Which lines in the material below contain the word "Variables"? Copy each of them.
───── Information provided
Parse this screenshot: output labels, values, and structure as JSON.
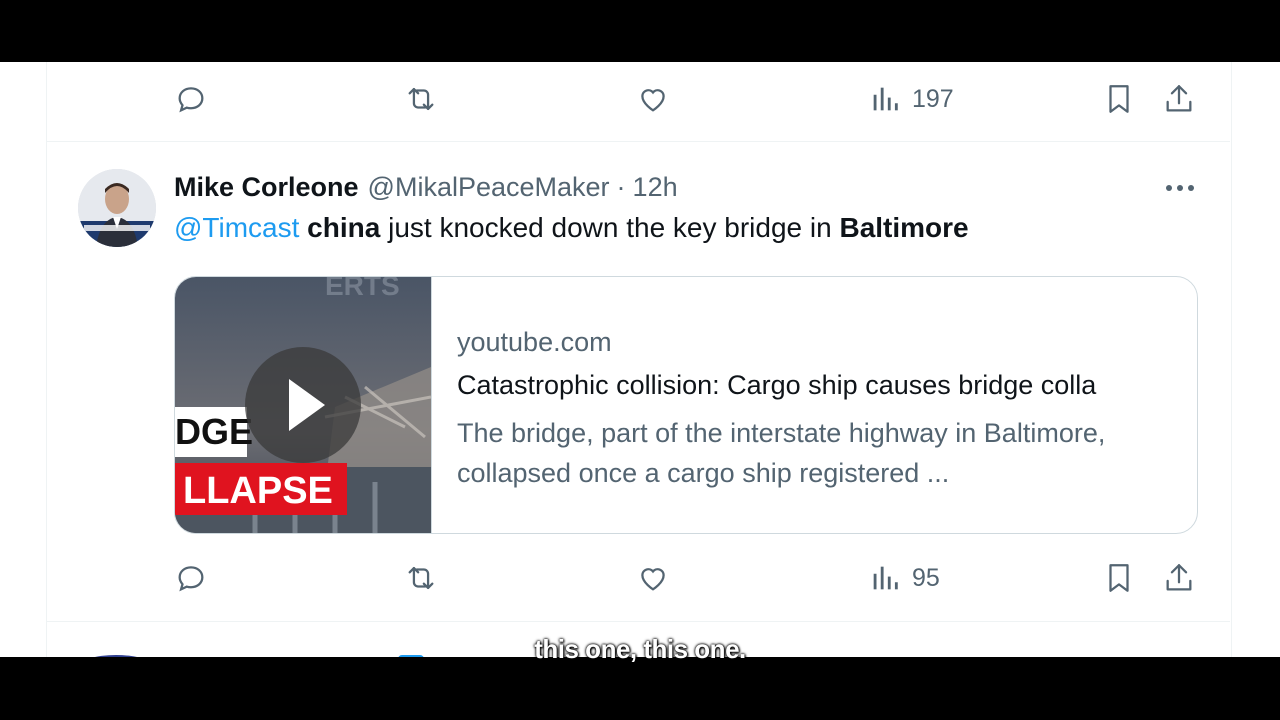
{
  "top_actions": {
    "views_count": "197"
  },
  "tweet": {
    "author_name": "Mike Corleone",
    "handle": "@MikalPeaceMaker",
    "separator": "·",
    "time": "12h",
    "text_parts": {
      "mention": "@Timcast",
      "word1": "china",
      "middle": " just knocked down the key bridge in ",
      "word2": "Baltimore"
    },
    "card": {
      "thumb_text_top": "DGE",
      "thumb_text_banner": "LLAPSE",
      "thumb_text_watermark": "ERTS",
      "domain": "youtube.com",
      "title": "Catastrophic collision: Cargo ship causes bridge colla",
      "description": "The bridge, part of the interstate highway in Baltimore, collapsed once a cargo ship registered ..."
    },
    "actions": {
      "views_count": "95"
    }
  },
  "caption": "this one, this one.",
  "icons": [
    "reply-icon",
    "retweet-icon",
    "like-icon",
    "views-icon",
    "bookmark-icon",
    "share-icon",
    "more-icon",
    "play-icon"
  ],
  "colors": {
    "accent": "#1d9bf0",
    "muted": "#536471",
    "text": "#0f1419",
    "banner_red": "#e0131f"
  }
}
──────────
───── Information provided
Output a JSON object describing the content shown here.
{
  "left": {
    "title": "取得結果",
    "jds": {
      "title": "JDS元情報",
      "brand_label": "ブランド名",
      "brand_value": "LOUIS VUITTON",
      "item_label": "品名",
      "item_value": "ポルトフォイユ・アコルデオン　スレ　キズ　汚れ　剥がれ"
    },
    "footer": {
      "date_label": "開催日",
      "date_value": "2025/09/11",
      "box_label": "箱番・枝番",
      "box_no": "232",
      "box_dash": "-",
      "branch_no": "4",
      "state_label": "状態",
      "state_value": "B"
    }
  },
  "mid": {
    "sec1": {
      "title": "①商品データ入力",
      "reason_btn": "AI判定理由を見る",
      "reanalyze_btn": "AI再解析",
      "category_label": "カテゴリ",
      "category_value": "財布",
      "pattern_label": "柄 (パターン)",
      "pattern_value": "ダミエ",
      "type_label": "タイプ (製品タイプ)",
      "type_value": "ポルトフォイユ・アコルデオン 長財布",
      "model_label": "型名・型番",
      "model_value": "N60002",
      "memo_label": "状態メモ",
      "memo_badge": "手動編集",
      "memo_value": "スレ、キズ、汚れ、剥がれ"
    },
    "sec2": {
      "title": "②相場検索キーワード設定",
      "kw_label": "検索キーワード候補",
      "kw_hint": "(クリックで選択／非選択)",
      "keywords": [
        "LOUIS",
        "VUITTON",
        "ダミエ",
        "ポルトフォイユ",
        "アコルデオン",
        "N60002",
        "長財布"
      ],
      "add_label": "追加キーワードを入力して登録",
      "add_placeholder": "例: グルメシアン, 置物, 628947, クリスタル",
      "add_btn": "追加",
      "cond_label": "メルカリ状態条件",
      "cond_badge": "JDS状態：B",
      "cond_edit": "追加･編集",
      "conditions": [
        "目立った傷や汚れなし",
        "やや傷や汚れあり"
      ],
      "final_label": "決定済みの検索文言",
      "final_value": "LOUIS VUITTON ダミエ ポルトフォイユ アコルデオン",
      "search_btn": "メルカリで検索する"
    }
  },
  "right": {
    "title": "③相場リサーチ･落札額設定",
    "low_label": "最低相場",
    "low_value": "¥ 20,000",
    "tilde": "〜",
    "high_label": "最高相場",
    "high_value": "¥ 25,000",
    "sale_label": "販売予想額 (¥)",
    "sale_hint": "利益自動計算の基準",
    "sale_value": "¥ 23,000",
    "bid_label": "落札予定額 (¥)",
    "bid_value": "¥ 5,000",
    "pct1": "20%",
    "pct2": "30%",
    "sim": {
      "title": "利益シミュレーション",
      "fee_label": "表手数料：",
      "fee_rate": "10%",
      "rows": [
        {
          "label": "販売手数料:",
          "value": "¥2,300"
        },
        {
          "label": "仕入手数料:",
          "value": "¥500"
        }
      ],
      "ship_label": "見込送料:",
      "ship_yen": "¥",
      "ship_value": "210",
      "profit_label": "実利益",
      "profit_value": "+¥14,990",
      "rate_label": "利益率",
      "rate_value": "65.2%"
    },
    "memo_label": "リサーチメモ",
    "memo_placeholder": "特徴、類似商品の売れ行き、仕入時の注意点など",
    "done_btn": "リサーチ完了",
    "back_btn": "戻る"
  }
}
──────────
───── Information provided
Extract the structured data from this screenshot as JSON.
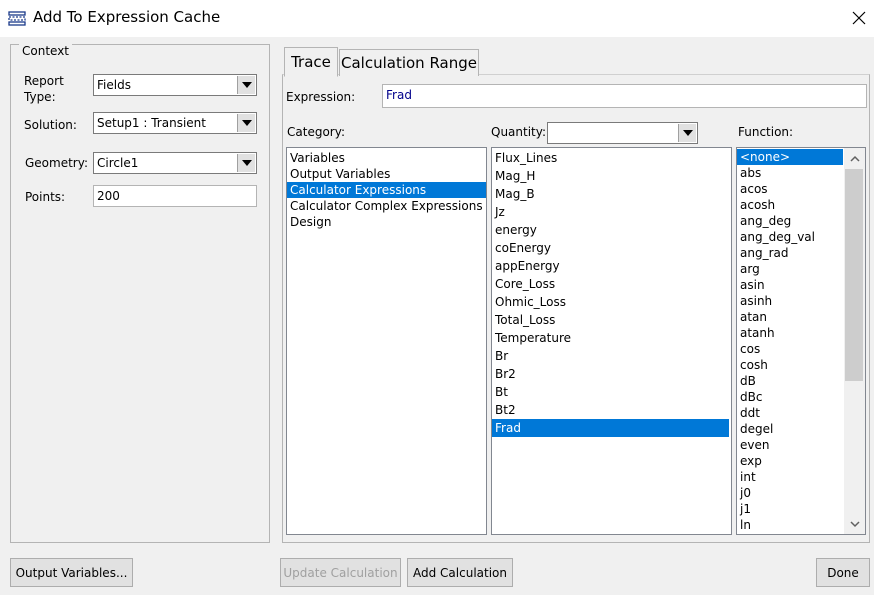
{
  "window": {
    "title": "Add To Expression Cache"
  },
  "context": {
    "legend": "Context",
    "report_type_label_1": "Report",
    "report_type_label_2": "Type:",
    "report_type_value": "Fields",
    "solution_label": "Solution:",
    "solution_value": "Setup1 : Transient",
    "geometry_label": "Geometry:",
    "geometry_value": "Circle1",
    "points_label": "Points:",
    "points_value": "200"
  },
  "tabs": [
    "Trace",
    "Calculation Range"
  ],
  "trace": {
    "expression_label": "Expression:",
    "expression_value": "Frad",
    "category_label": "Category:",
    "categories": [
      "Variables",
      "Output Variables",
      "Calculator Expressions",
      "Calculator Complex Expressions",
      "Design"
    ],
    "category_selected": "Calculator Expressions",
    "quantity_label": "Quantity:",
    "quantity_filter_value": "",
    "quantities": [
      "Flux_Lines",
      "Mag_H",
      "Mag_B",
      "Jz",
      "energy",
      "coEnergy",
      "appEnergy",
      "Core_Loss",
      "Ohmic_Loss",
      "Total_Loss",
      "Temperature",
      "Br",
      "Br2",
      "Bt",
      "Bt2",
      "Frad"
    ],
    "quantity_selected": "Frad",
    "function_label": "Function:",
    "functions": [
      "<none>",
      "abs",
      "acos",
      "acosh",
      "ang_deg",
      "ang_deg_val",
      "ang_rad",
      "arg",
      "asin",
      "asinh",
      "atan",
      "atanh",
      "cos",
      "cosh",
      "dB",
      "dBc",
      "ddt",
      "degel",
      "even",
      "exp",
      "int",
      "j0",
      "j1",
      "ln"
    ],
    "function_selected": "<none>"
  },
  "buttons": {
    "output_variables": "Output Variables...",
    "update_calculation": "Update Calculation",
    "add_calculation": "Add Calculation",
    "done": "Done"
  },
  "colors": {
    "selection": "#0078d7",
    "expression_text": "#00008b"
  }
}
──────────
Task solution
      "Variables",
      "Output Variables",
    "output_variables": "Output Variables...",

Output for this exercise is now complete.